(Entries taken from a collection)
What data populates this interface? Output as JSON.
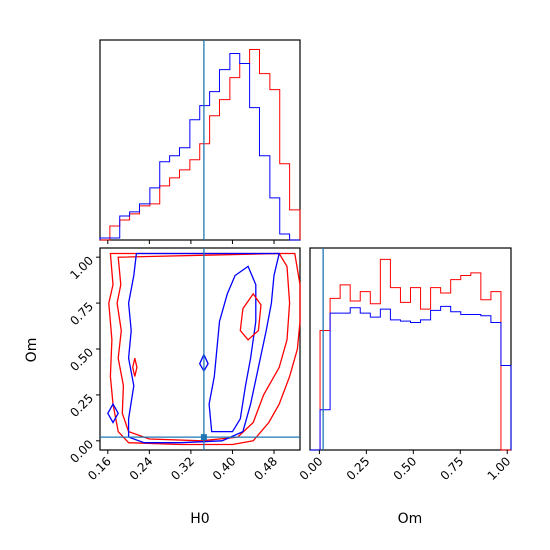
{
  "chart_data": [
    {
      "type": "histogram",
      "panel": "H0 marginal",
      "xlim": [
        0.145,
        0.53
      ],
      "truth": 0.345,
      "bin_edges": [
        0.145,
        0.164,
        0.183,
        0.202,
        0.221,
        0.241,
        0.26,
        0.279,
        0.298,
        0.318,
        0.337,
        0.356,
        0.375,
        0.395,
        0.414,
        0.433,
        0.452,
        0.472,
        0.491,
        0.51,
        0.53
      ],
      "series": [
        {
          "color": "#ff0000",
          "values": [
            0,
            7,
            10,
            13,
            17,
            18,
            27,
            31,
            35,
            40,
            48,
            62,
            70,
            81,
            88,
            95,
            83,
            75,
            38,
            15
          ]
        },
        {
          "color": "#0000ff",
          "values": [
            1,
            1,
            12,
            14,
            18,
            26,
            39,
            42,
            46,
            60,
            67,
            74,
            85,
            93,
            88,
            66,
            42,
            21,
            3,
            0
          ]
        }
      ]
    },
    {
      "type": "histogram",
      "panel": "Om marginal",
      "xlim": [
        -0.05,
        1.02
      ],
      "truth": 0.02,
      "bin_edges": [
        -0.05,
        0.0035,
        0.057,
        0.1105,
        0.164,
        0.2175,
        0.271,
        0.3245,
        0.378,
        0.4315,
        0.485,
        0.5385,
        0.592,
        0.6455,
        0.699,
        0.7525,
        0.806,
        0.8595,
        0.913,
        0.9665,
        1.02
      ],
      "series": [
        {
          "color": "#ff0000",
          "values": [
            0,
            89,
            113,
            123,
            111,
            118,
            109,
            142,
            121,
            110,
            121,
            105,
            121,
            117,
            127,
            130,
            132,
            112,
            118,
            0
          ]
        },
        {
          "color": "#0000ff",
          "values": [
            0,
            30,
            102,
            102,
            106,
            102,
            99,
            105,
            97,
            96,
            95,
            97,
            104,
            107,
            103,
            101,
            101,
            100,
            95,
            63
          ]
        }
      ]
    },
    {
      "type": "contour",
      "panel": "H0 vs Om",
      "xlim": [
        0.145,
        0.53
      ],
      "ylim": [
        -0.05,
        1.05
      ],
      "truth": [
        0.345,
        0.02
      ],
      "series": [
        {
          "color": "#ff0000",
          "levels": [
            "inner",
            "outer"
          ]
        },
        {
          "color": "#0000ff",
          "levels": [
            "inner",
            "outer"
          ]
        }
      ]
    }
  ],
  "axes": {
    "xlabel_h0": "H0",
    "xlabel_om": "Om",
    "ylabel_om": "Om",
    "h0_ticks": [
      "0.16",
      "0.24",
      "0.32",
      "0.40",
      "0.48"
    ],
    "om_ticks": [
      "0.00",
      "0.25",
      "0.50",
      "0.75",
      "1.00"
    ]
  },
  "colors": {
    "series_a": "#ff0000",
    "series_b": "#0000ff",
    "truth_line": "#1f77b4"
  }
}
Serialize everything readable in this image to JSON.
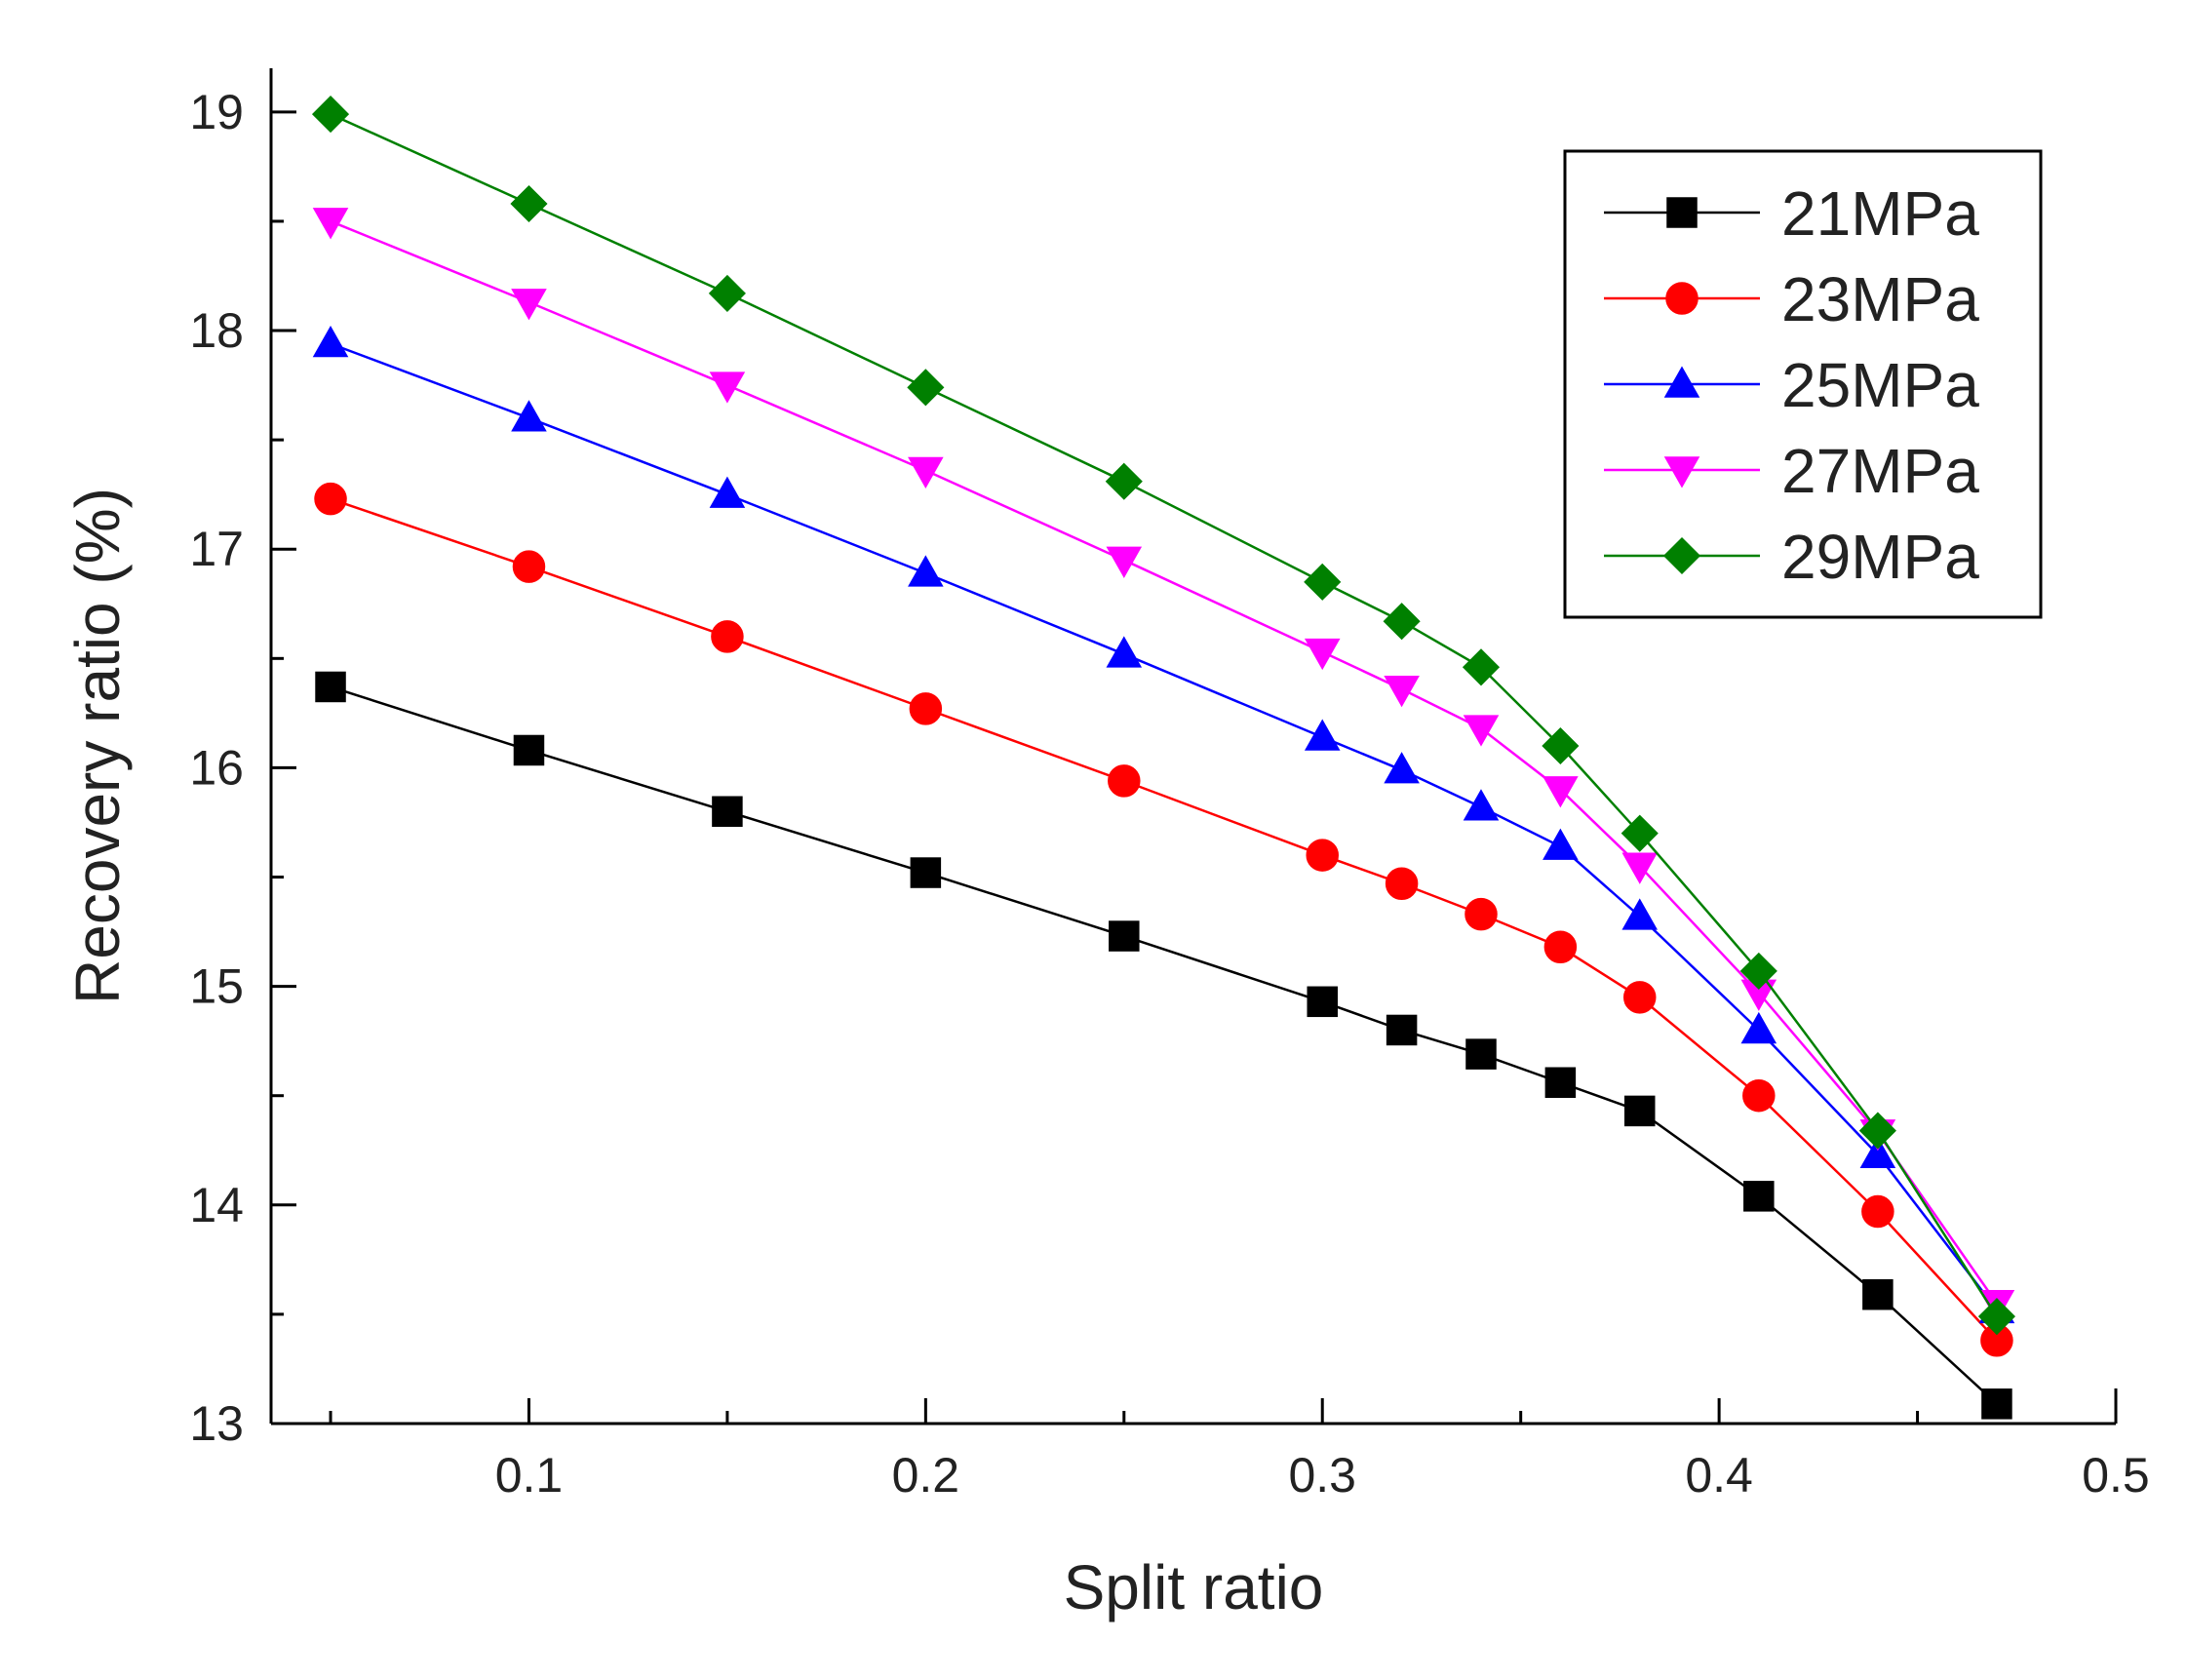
{
  "chart_data": {
    "type": "line",
    "title": "",
    "xlabel": "Split ratio",
    "ylabel": "Recovery ratio (%)",
    "xlim": [
      0.035,
      0.5
    ],
    "ylim": [
      13,
      19.2
    ],
    "x_ticks": [
      0.1,
      0.2,
      0.3,
      0.4,
      0.5
    ],
    "x_tick_labels": [
      "0.1",
      "0.2",
      "0.3",
      "0.4",
      "0.5"
    ],
    "y_ticks": [
      13,
      14,
      15,
      16,
      17,
      18,
      19
    ],
    "y_tick_labels": [
      "13",
      "14",
      "15",
      "16",
      "17",
      "18",
      "19"
    ],
    "grid": false,
    "legend_position": "top-right",
    "x": [
      0.05,
      0.1,
      0.15,
      0.2,
      0.25,
      0.3,
      0.32,
      0.34,
      0.36,
      0.38,
      0.41,
      0.44,
      0.47
    ],
    "series": [
      {
        "name": "21MPa",
        "color": "#000000",
        "marker": "square",
        "values": [
          16.37,
          16.08,
          15.8,
          15.52,
          15.23,
          14.93,
          14.8,
          14.69,
          14.56,
          14.43,
          14.04,
          13.59,
          13.09
        ]
      },
      {
        "name": "23MPa",
        "color": "#ff0000",
        "marker": "circle",
        "values": [
          17.23,
          16.92,
          16.6,
          16.27,
          15.94,
          15.6,
          15.47,
          15.33,
          15.18,
          14.95,
          14.5,
          13.97,
          13.38
        ]
      },
      {
        "name": "25MPa",
        "color": "#0000ff",
        "marker": "triangle-up",
        "values": [
          17.94,
          17.6,
          17.25,
          16.89,
          16.52,
          16.14,
          15.99,
          15.82,
          15.64,
          15.32,
          14.8,
          14.23,
          13.52
        ]
      },
      {
        "name": "27MPa",
        "color": "#ff00ff",
        "marker": "triangle-down",
        "values": [
          18.5,
          18.13,
          17.75,
          17.36,
          16.95,
          16.53,
          16.36,
          16.18,
          15.9,
          15.55,
          14.97,
          14.33,
          13.55
        ]
      },
      {
        "name": "29MPa",
        "color": "#008000",
        "marker": "diamond",
        "values": [
          18.99,
          18.58,
          18.17,
          17.74,
          17.31,
          16.85,
          16.67,
          16.46,
          16.1,
          15.7,
          15.07,
          14.34,
          13.49
        ]
      }
    ]
  }
}
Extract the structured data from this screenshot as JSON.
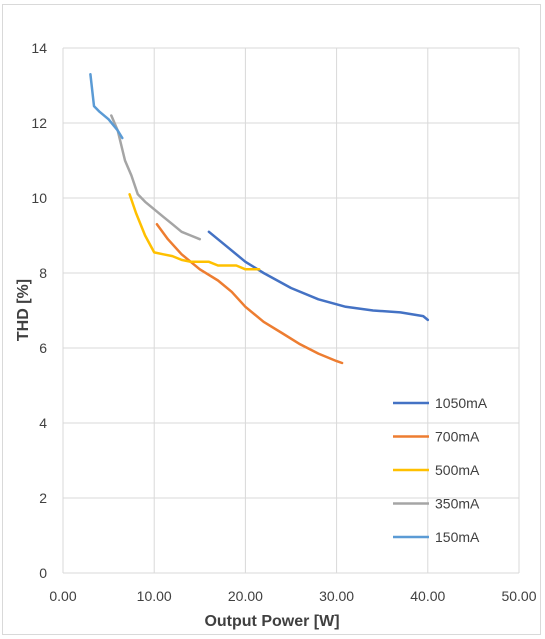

• _Given task_:
The material above holds pictures; copy everything else in it exactly.

• _Exercise result_:
What data populates this interface? Output as JSON.
{
  "chart_data": [
    {
      "type": "histogram",
      "panel": "H0 marginal",
      "xlim": [
        0.145,
        0.53
      ],
      "truth": 0.345,
      "bin_edges": [
        0.145,
        0.164,
        0.183,
        0.202,
        0.221,
        0.241,
        0.26,
        0.279,
        0.298,
        0.318,
        0.337,
        0.356,
        0.375,
        0.395,
        0.414,
        0.433,
        0.452,
        0.472,
        0.491,
        0.51,
        0.53
      ],
      "series": [
        {
          "color": "#ff0000",
          "values": [
            0,
            7,
            10,
            13,
            17,
            18,
            27,
            31,
            35,
            40,
            48,
            62,
            70,
            81,
            88,
            95,
            83,
            75,
            38,
            15
          ]
        },
        {
          "color": "#0000ff",
          "values": [
            1,
            1,
            12,
            14,
            18,
            26,
            39,
            42,
            46,
            60,
            67,
            74,
            85,
            93,
            88,
            66,
            42,
            21,
            3,
            0
          ]
        }
      ]
    },
    {
      "type": "histogram",
      "panel": "Om marginal",
      "xlim": [
        -0.05,
        1.02
      ],
      "truth": 0.02,
      "bin_edges": [
        -0.05,
        0.0035,
        0.057,
        0.1105,
        0.164,
        0.2175,
        0.271,
        0.3245,
        0.378,
        0.4315,
        0.485,
        0.5385,
        0.592,
        0.6455,
        0.699,
        0.7525,
        0.806,
        0.8595,
        0.913,
        0.9665,
        1.02
      ],
      "series": [
        {
          "color": "#ff0000",
          "values": [
            0,
            89,
            113,
            123,
            111,
            118,
            109,
            142,
            121,
            110,
            121,
            105,
            121,
            117,
            127,
            130,
            132,
            112,
            118,
            0
          ]
        },
        {
          "color": "#0000ff",
          "values": [
            0,
            30,
            102,
            102,
            106,
            102,
            99,
            105,
            97,
            96,
            95,
            97,
            104,
            107,
            103,
            101,
            101,
            100,
            95,
            63
          ]
        }
      ]
    },
    {
      "type": "contour",
      "panel": "H0 vs Om",
      "xlim": [
        0.145,
        0.53
      ],
      "ylim": [
        -0.05,
        1.05
      ],
      "truth": [
        0.345,
        0.02
      ],
      "series": [
        {
          "color": "#ff0000",
          "levels": [
            "inner",
            "outer"
          ]
        },
        {
          "color": "#0000ff",
          "levels": [
            "inner",
            "outer"
          ]
        }
      ]
    }
  ],
  "axes": {
    "xlabel_h0": "H0",
    "xlabel_om": "Om",
    "ylabel_om": "Om",
    "h0_ticks": [
      "0.16",
      "0.24",
      "0.32",
      "0.40",
      "0.48"
    ],
    "om_ticks": [
      "0.00",
      "0.25",
      "0.50",
      "0.75",
      "1.00"
    ]
  },
  "colors": {
    "series_a": "#ff0000",
    "series_b": "#0000ff",
    "truth_line": "#1f77b4"
  }
}
Serialize everything readable in this image to JSON.
{
  "chart_data": {
    "type": "line",
    "title": "",
    "xlabel": "Split ratio",
    "ylabel": "Recovery ratio (%)",
    "xlim": [
      0.035,
      0.5
    ],
    "ylim": [
      13,
      19.2
    ],
    "x_ticks": [
      0.1,
      0.2,
      0.3,
      0.4,
      0.5
    ],
    "x_tick_labels": [
      "0.1",
      "0.2",
      "0.3",
      "0.4",
      "0.5"
    ],
    "y_ticks": [
      13,
      14,
      15,
      16,
      17,
      18,
      19
    ],
    "y_tick_labels": [
      "13",
      "14",
      "15",
      "16",
      "17",
      "18",
      "19"
    ],
    "grid": false,
    "legend_position": "top-right",
    "x": [
      0.05,
      0.1,
      0.15,
      0.2,
      0.25,
      0.3,
      0.32,
      0.34,
      0.36,
      0.38,
      0.41,
      0.44,
      0.47
    ],
    "series": [
      {
        "name": "21MPa",
        "color": "#000000",
        "marker": "square",
        "values": [
          16.37,
          16.08,
          15.8,
          15.52,
          15.23,
          14.93,
          14.8,
          14.69,
          14.56,
          14.43,
          14.04,
          13.59,
          13.09
        ]
      },
      {
        "name": "23MPa",
        "color": "#ff0000",
        "marker": "circle",
        "values": [
          17.23,
          16.92,
          16.6,
          16.27,
          15.94,
          15.6,
          15.47,
          15.33,
          15.18,
          14.95,
          14.5,
          13.97,
          13.38
        ]
      },
      {
        "name": "25MPa",
        "color": "#0000ff",
        "marker": "triangle-up",
        "values": [
          17.94,
          17.6,
          17.25,
          16.89,
          16.52,
          16.14,
          15.99,
          15.82,
          15.64,
          15.32,
          14.8,
          14.23,
          13.52
        ]
      },
      {
        "name": "27MPa",
        "color": "#ff00ff",
        "marker": "triangle-down",
        "values": [
          18.5,
          18.13,
          17.75,
          17.36,
          16.95,
          16.53,
          16.36,
          16.18,
          15.9,
          15.55,
          14.97,
          14.33,
          13.55
        ]
      },
      {
        "name": "29MPa",
        "color": "#008000",
        "marker": "diamond",
        "values": [
          18.99,
          18.58,
          18.17,
          17.74,
          17.31,
          16.85,
          16.67,
          16.46,
          16.1,
          15.7,
          15.07,
          14.34,
          13.49
        ]
      }
    ]
  }
}
Extract the structured data from this screenshot as JSON.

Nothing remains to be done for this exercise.